Required work.
Extract every entry word for word.

-- Start Supplied material --

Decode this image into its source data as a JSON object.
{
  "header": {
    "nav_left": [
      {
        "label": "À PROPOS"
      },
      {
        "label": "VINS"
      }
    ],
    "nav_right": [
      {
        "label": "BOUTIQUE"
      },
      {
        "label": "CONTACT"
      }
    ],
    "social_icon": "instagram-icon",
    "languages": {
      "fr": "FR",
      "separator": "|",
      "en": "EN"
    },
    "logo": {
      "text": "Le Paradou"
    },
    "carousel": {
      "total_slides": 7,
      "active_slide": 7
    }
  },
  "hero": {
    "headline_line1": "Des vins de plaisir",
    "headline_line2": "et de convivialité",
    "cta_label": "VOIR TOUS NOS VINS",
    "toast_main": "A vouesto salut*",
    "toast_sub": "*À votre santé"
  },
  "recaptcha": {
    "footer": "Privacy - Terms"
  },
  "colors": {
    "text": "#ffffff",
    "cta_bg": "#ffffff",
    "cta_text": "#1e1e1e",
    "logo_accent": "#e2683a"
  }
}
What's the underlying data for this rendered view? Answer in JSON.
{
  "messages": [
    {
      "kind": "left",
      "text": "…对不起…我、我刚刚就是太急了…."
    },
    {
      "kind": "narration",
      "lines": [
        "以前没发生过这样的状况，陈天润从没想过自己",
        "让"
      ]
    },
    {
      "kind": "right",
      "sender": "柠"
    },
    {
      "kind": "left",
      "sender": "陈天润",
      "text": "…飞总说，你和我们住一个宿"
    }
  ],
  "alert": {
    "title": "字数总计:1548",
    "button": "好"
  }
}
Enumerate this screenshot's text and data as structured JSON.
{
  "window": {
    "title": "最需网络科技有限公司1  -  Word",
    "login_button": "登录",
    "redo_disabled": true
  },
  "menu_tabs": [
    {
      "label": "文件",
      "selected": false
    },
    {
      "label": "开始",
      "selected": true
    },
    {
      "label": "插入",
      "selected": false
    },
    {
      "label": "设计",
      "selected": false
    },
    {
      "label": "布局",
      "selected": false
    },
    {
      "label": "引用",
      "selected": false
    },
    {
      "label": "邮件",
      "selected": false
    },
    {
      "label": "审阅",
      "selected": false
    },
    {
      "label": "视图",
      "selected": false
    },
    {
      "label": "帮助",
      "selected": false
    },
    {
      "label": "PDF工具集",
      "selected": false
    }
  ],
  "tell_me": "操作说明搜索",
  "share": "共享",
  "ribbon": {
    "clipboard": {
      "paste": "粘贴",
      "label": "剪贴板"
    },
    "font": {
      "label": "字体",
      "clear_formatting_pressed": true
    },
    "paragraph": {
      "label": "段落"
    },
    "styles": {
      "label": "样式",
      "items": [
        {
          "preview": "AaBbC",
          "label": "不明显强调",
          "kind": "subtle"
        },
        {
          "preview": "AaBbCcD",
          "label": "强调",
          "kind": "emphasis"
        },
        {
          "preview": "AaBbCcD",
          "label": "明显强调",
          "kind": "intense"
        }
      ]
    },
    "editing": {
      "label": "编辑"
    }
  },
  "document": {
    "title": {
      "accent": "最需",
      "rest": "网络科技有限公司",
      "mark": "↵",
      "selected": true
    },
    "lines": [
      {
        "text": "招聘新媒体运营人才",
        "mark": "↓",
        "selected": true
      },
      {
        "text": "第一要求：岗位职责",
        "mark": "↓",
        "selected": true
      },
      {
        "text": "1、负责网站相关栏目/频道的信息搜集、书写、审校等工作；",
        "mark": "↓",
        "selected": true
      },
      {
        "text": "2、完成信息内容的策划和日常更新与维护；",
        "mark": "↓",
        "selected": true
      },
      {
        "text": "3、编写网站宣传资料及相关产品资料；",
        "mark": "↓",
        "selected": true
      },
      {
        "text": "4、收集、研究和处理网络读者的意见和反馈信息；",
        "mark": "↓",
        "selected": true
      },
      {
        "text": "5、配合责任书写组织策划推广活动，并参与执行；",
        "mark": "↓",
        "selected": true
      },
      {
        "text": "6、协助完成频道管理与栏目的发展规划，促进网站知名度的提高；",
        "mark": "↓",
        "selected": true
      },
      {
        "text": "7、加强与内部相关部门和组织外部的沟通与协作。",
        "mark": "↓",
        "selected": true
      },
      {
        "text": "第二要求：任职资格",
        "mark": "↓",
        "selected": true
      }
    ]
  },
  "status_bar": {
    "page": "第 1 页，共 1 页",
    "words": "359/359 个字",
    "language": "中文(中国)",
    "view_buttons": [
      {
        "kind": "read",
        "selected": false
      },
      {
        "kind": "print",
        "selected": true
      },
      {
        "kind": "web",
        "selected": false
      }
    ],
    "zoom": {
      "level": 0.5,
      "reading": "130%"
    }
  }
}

-- End Supplied material --

The answer.
Decode this image into its source data as a JSON object.
{
  "header": {
    "nav_left": [
      {
        "label": "À PROPOS"
      },
      {
        "label": "VINS"
      }
    ],
    "nav_right": [
      {
        "label": "BOUTIQUE"
      },
      {
        "label": "CONTACT"
      }
    ],
    "social_icon": "instagram-icon",
    "languages": {
      "fr": "FR",
      "separator": "|",
      "en": "EN"
    },
    "logo": {
      "text": "Le Paradou"
    },
    "carousel": {
      "total_slides": 7,
      "active_slide": 7
    }
  },
  "hero": {
    "headline_line1": "Des vins de plaisir",
    "headline_line2": "et de convivialité",
    "cta_label": "VOIR TOUS NOS VINS",
    "toast_main": "A vouesto salut*",
    "toast_sub": "*À votre santé"
  },
  "recaptcha": {
    "footer": "Privacy - Terms"
  },
  "colors": {
    "text": "#ffffff",
    "cta_bg": "#ffffff",
    "cta_text": "#1e1e1e",
    "logo_accent": "#e2683a"
  }
}
What's the underlying data for this rendered view? Answer in JSON.
{
  "messages": [
    {
      "kind": "left",
      "text": "…对不起…我、我刚刚就是太急了…."
    },
    {
      "kind": "narration",
      "lines": [
        "以前没发生过这样的状况，陈天润从没想过自己",
        "让"
      ]
    },
    {
      "kind": "right",
      "sender": "柠"
    },
    {
      "kind": "left",
      "sender": "陈天润",
      "text": "…飞总说，你和我们住一个宿"
    }
  ],
  "alert": {
    "title": "字数总计:1548",
    "button": "好"
  }
}
Enumerate this screenshot's text and data as structured JSON.
{
  "window": {
    "title": "最需网络科技有限公司1  -  Word",
    "login_button": "登录",
    "redo_disabled": true
  },
  "menu_tabs": [
    {
      "label": "文件",
      "selected": false
    },
    {
      "label": "开始",
      "selected": true
    },
    {
      "label": "插入",
      "selected": false
    },
    {
      "label": "设计",
      "selected": false
    },
    {
      "label": "布局",
      "selected": false
    },
    {
      "label": "引用",
      "selected": false
    },
    {
      "label": "邮件",
      "selected": false
    },
    {
      "label": "审阅",
      "selected": false
    },
    {
      "label": "视图",
      "selected": false
    },
    {
      "label": "帮助",
      "selected": false
    },
    {
      "label": "PDF工具集",
      "selected": false
    }
  ],
  "tell_me": "操作说明搜索",
  "share": "共享",
  "ribbon": {
    "clipboard": {
      "paste": "粘贴",
      "label": "剪贴板"
    },
    "font": {
      "label": "字体",
      "clear_formatting_pressed": true
    },
    "paragraph": {
      "label": "段落"
    },
    "styles": {
      "label": "样式",
      "items": [
        {
          "preview": "AaBbC",
          "label": "不明显强调",
          "kind": "subtle"
        },
        {
          "preview": "AaBbCcD",
          "label": "强调",
          "kind": "emphasis"
        },
        {
          "preview": "AaBbCcD",
          "label": "明显强调",
          "kind": "intense"
        }
      ]
    },
    "editing": {
      "label": "编辑"
    }
  },
  "document": {
    "title": {
      "accent": "最需",
      "rest": "网络科技有限公司",
      "mark": "↵",
      "selected": true
    },
    "lines": [
      {
        "text": "招聘新媒体运营人才",
        "mark": "↓",
        "selected": true
      },
      {
        "text": "第一要求：岗位职责",
        "mark": "↓",
        "selected": true
      },
      {
        "text": "1、负责网站相关栏目/频道的信息搜集、书写、审校等工作；",
        "mark": "↓",
        "selected": true
      },
      {
        "text": "2、完成信息内容的策划和日常更新与维护；",
        "mark": "↓",
        "selected": true
      },
      {
        "text": "3、编写网站宣传资料及相关产品资料；",
        "mark": "↓",
        "selected": true
      },
      {
        "text": "4、收集、研究和处理网络读者的意见和反馈信息；",
        "mark": "↓",
        "selected": true
      },
      {
        "text": "5、配合责任书写组织策划推广活动，并参与执行；",
        "mark": "↓",
        "selected": true
      },
      {
        "text": "6、协助完成频道管理与栏目的发展规划，促进网站知名度的提高；",
        "mark": "↓",
        "selected": true
      },
      {
        "text": "7、加强与内部相关部门和组织外部的沟通与协作。",
        "mark": "↓",
        "selected": true
      },
      {
        "text": "第二要求：任职资格",
        "mark": "↓",
        "selected": true
      }
    ]
  },
  "status_bar": {
    "page": "第 1 页，共 1 页",
    "words": "359/359 个字",
    "language": "中文(中国)",
    "view_buttons": [
      {
        "kind": "read",
        "selected": false
      },
      {
        "kind": "print",
        "selected": true
      },
      {
        "kind": "web",
        "selected": false
      }
    ],
    "zoom": {
      "level": 0.5,
      "reading": "130%"
    }
  }
}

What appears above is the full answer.